Task goal: Write out the data again in full, exactly as it reads.

Collected data entries
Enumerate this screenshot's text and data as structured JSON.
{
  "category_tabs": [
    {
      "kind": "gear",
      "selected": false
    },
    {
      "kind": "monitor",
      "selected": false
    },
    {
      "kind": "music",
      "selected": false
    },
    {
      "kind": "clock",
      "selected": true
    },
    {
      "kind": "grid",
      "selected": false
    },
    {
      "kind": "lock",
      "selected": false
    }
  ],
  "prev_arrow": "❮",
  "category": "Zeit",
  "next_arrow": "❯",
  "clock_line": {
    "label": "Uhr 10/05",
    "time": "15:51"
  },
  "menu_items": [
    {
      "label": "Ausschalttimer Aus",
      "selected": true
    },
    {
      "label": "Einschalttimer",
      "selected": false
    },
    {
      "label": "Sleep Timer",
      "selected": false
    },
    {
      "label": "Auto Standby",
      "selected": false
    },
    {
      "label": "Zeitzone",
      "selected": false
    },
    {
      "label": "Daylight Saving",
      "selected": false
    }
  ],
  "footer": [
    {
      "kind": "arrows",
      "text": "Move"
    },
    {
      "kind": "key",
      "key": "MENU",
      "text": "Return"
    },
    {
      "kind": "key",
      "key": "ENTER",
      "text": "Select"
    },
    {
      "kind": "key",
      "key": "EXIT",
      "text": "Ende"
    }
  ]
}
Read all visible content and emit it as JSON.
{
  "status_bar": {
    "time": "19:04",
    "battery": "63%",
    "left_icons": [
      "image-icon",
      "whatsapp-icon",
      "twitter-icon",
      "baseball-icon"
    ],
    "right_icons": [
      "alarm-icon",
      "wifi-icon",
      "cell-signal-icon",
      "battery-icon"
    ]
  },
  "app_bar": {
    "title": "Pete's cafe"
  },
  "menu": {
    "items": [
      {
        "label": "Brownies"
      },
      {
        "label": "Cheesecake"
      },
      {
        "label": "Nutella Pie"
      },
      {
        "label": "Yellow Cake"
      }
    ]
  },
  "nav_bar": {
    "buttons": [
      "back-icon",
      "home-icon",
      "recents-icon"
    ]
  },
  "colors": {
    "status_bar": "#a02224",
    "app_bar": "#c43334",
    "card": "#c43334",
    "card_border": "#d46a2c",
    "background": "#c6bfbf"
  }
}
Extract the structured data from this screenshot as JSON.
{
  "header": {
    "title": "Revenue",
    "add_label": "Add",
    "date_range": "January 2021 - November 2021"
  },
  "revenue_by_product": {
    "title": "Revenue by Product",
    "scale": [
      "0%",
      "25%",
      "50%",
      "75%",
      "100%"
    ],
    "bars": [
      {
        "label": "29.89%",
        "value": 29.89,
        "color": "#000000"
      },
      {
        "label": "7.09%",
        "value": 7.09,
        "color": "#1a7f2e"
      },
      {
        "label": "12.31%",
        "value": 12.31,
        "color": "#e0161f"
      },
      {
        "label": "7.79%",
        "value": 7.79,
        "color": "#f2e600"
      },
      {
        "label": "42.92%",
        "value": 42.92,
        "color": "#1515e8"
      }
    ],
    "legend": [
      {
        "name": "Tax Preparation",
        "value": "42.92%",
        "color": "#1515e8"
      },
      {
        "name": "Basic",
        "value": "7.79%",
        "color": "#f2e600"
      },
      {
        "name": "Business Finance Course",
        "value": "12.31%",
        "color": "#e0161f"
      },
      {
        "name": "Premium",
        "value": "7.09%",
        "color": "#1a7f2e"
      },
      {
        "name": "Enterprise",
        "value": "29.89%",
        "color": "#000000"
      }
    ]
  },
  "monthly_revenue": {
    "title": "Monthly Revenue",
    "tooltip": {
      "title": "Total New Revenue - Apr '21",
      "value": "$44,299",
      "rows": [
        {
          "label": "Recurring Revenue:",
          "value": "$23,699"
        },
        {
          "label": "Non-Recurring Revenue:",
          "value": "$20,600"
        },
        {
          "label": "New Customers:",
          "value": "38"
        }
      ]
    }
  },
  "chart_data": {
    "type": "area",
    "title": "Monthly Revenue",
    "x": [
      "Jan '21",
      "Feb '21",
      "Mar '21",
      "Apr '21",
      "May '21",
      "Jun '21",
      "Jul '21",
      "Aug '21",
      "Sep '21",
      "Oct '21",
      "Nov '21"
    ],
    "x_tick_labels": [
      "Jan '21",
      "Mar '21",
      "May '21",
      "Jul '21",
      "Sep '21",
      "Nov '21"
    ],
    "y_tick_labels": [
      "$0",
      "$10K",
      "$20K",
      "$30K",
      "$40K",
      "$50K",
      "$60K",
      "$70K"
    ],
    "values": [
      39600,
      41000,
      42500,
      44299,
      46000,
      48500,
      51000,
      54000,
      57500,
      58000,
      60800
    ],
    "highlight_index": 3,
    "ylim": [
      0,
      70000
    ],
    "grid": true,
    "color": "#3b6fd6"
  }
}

Response for this exercise:
Enumerate this screenshot's text and data as structured JSON.
{
  "category_tabs": [
    {
      "kind": "gear",
      "selected": false
    },
    {
      "kind": "monitor",
      "selected": false
    },
    {
      "kind": "music",
      "selected": false
    },
    {
      "kind": "clock",
      "selected": true
    },
    {
      "kind": "grid",
      "selected": false
    },
    {
      "kind": "lock",
      "selected": false
    }
  ],
  "prev_arrow": "❮",
  "category": "Zeit",
  "next_arrow": "❯",
  "clock_line": {
    "label": "Uhr 10/05",
    "time": "15:51"
  },
  "menu_items": [
    {
      "label": "Ausschalttimer Aus",
      "selected": true
    },
    {
      "label": "Einschalttimer",
      "selected": false
    },
    {
      "label": "Sleep Timer",
      "selected": false
    },
    {
      "label": "Auto Standby",
      "selected": false
    },
    {
      "label": "Zeitzone",
      "selected": false
    },
    {
      "label": "Daylight Saving",
      "selected": false
    }
  ],
  "footer": [
    {
      "kind": "arrows",
      "text": "Move"
    },
    {
      "kind": "key",
      "key": "MENU",
      "text": "Return"
    },
    {
      "kind": "key",
      "key": "ENTER",
      "text": "Select"
    },
    {
      "kind": "key",
      "key": "EXIT",
      "text": "Ende"
    }
  ]
}
Read all visible content and emit it as JSON.
{
  "status_bar": {
    "time": "19:04",
    "battery": "63%",
    "left_icons": [
      "image-icon",
      "whatsapp-icon",
      "twitter-icon",
      "baseball-icon"
    ],
    "right_icons": [
      "alarm-icon",
      "wifi-icon",
      "cell-signal-icon",
      "battery-icon"
    ]
  },
  "app_bar": {
    "title": "Pete's cafe"
  },
  "menu": {
    "items": [
      {
        "label": "Brownies"
      },
      {
        "label": "Cheesecake"
      },
      {
        "label": "Nutella Pie"
      },
      {
        "label": "Yellow Cake"
      }
    ]
  },
  "nav_bar": {
    "buttons": [
      "back-icon",
      "home-icon",
      "recents-icon"
    ]
  },
  "colors": {
    "status_bar": "#a02224",
    "app_bar": "#c43334",
    "card": "#c43334",
    "card_border": "#d46a2c",
    "background": "#c6bfbf"
  }
}
Extract the structured data from this screenshot as JSON.
{
  "header": {
    "title": "Revenue",
    "add_label": "Add",
    "date_range": "January 2021 - November 2021"
  },
  "revenue_by_product": {
    "title": "Revenue by Product",
    "scale": [
      "0%",
      "25%",
      "50%",
      "75%",
      "100%"
    ],
    "bars": [
      {
        "label": "29.89%",
        "value": 29.89,
        "color": "#000000"
      },
      {
        "label": "7.09%",
        "value": 7.09,
        "color": "#1a7f2e"
      },
      {
        "label": "12.31%",
        "value": 12.31,
        "color": "#e0161f"
      },
      {
        "label": "7.79%",
        "value": 7.79,
        "color": "#f2e600"
      },
      {
        "label": "42.92%",
        "value": 42.92,
        "color": "#1515e8"
      }
    ],
    "legend": [
      {
        "name": "Tax Preparation",
        "value": "42.92%",
        "color": "#1515e8"
      },
      {
        "name": "Basic",
        "value": "7.79%",
        "color": "#f2e600"
      },
      {
        "name": "Business Finance Course",
        "value": "12.31%",
        "color": "#e0161f"
      },
      {
        "name": "Premium",
        "value": "7.09%",
        "color": "#1a7f2e"
      },
      {
        "name": "Enterprise",
        "value": "29.89%",
        "color": "#000000"
      }
    ]
  },
  "monthly_revenue": {
    "title": "Monthly Revenue",
    "tooltip": {
      "title": "Total New Revenue - Apr '21",
      "value": "$44,299",
      "rows": [
        {
          "label": "Recurring Revenue:",
          "value": "$23,699"
        },
        {
          "label": "Non-Recurring Revenue:",
          "value": "$20,600"
        },
        {
          "label": "New Customers:",
          "value": "38"
        }
      ]
    }
  },
  "chart_data": {
    "type": "area",
    "title": "Monthly Revenue",
    "x": [
      "Jan '21",
      "Feb '21",
      "Mar '21",
      "Apr '21",
      "May '21",
      "Jun '21",
      "Jul '21",
      "Aug '21",
      "Sep '21",
      "Oct '21",
      "Nov '21"
    ],
    "x_tick_labels": [
      "Jan '21",
      "Mar '21",
      "May '21",
      "Jul '21",
      "Sep '21",
      "Nov '21"
    ],
    "y_tick_labels": [
      "$0",
      "$10K",
      "$20K",
      "$30K",
      "$40K",
      "$50K",
      "$60K",
      "$70K"
    ],
    "values": [
      39600,
      41000,
      42500,
      44299,
      46000,
      48500,
      51000,
      54000,
      57500,
      58000,
      60800
    ],
    "highlight_index": 3,
    "ylim": [
      0,
      70000
    ],
    "grid": true,
    "color": "#3b6fd6"
  }
}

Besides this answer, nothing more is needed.